# MATERIAL start

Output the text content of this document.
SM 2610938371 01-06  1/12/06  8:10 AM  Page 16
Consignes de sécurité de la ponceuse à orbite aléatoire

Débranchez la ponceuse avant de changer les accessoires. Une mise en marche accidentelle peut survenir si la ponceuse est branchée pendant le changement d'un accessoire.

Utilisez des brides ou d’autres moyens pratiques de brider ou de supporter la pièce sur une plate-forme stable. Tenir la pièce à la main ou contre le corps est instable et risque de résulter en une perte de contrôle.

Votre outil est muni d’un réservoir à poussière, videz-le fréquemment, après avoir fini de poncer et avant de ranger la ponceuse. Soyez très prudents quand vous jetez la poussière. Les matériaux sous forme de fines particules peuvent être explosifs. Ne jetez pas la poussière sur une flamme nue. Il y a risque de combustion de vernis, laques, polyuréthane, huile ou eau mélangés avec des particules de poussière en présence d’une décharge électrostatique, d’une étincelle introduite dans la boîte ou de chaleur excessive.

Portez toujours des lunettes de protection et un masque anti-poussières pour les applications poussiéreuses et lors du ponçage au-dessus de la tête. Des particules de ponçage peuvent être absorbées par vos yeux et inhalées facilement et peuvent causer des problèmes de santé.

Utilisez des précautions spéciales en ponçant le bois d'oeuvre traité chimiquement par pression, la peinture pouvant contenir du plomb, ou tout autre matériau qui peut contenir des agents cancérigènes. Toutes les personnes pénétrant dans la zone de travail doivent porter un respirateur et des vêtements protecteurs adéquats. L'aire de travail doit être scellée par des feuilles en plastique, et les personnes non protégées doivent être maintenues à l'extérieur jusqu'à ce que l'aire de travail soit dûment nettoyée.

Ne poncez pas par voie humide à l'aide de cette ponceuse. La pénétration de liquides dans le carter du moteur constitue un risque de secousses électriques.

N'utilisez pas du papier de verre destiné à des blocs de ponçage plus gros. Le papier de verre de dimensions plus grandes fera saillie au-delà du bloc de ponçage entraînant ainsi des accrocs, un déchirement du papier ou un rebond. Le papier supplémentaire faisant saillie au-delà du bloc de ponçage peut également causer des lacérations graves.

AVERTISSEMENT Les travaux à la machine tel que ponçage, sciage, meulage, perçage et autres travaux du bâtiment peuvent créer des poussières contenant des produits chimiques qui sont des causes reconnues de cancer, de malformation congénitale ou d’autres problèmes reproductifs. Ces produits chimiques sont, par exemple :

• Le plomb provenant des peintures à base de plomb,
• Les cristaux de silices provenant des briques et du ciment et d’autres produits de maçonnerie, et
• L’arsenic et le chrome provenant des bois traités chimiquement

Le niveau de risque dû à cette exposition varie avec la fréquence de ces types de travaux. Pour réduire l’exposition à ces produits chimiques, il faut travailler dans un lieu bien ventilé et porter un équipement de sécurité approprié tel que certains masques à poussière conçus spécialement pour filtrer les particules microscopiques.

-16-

# MATERIAL end

WHAT THE TASK REQUIRES: Please restate the whole listing word for word.

OUTPUT BELOW:
Output the text content of this document.
SM 2610938371 01-06  1/12/06  8:10 AM  Page 16
Consignes de sécurité de la ponceuse à orbite aléatoire

Débranchez la ponceuse avant de changer les accessoires. Une mise en marche accidentelle peut survenir si la ponceuse est branchée pendant le changement d'un accessoire.

Utilisez des brides ou d’autres moyens pratiques de brider ou de supporter la pièce sur une plate-forme stable. Tenir la pièce à la main ou contre le corps est instable et risque de résulter en une perte de contrôle.

Votre outil est muni d’un réservoir à poussière, videz-le fréquemment, après avoir fini de poncer et avant de ranger la ponceuse. Soyez très prudents quand vous jetez la poussière. Les matériaux sous forme de fines particules peuvent être explosifs. Ne jetez pas la poussière sur une flamme nue. Il y a risque de combustion de vernis, laques, polyuréthane, huile ou eau mélangés avec des particules de poussière en présence d’une décharge électrostatique, d’une étincelle introduite dans la boîte ou de chaleur excessive.

Portez toujours des lunettes de protection et un masque anti-poussières pour les applications poussiéreuses et lors du ponçage au-dessus de la tête. Des particules de ponçage peuvent être absorbées par vos yeux et inhalées facilement et peuvent causer des problèmes de santé.

Utilisez des précautions spéciales en ponçant le bois d'oeuvre traité chimiquement par pression, la peinture pouvant contenir du plomb, ou tout autre matériau qui peut contenir des agents cancérigènes. Toutes les personnes pénétrant dans la zone de travail doivent porter un respirateur et des vêtements protecteurs adéquats. L'aire de travail doit être scellée par des feuilles en plastique, et les personnes non protégées doivent être maintenues à l'extérieur jusqu'à ce que l'aire de travail soit dûment nettoyée.

Ne poncez pas par voie humide à l'aide de cette ponceuse. La pénétration de liquides dans le carter du moteur constitue un risque de secousses électriques.

N'utilisez pas du papier de verre destiné à des blocs de ponçage plus gros. Le papier de verre de dimensions plus grandes fera saillie au-delà du bloc de ponçage entraînant ainsi des accrocs, un déchirement du papier ou un rebond. Le papier supplémentaire faisant saillie au-delà du bloc de ponçage peut également causer des lacérations graves.

AVERTISSEMENT Les travaux à la machine tel que ponçage, sciage, meulage, perçage et autres travaux du bâtiment peuvent créer des poussières contenant des produits chimiques qui sont des causes reconnues de cancer, de malformation congénitale ou d’autres problèmes reproductifs. Ces produits chimiques sont, par exemple :

• Le plomb provenant des peintures à base de plomb,
• Les cristaux de silices provenant des briques et du ciment et d’autres produits de maçonnerie, et
• L’arsenic et le chrome provenant des bois traités chimiquement

Le niveau de risque dû à cette exposition varie avec la fréquence de ces types de travaux. Pour réduire l’exposition à ces produits chimiques, il faut travailler dans un lieu bien ventilé et porter un équipement de sécurité approprié tel que certains masques à poussière conçus spécialement pour filtrer les particules microscopiques.

-16-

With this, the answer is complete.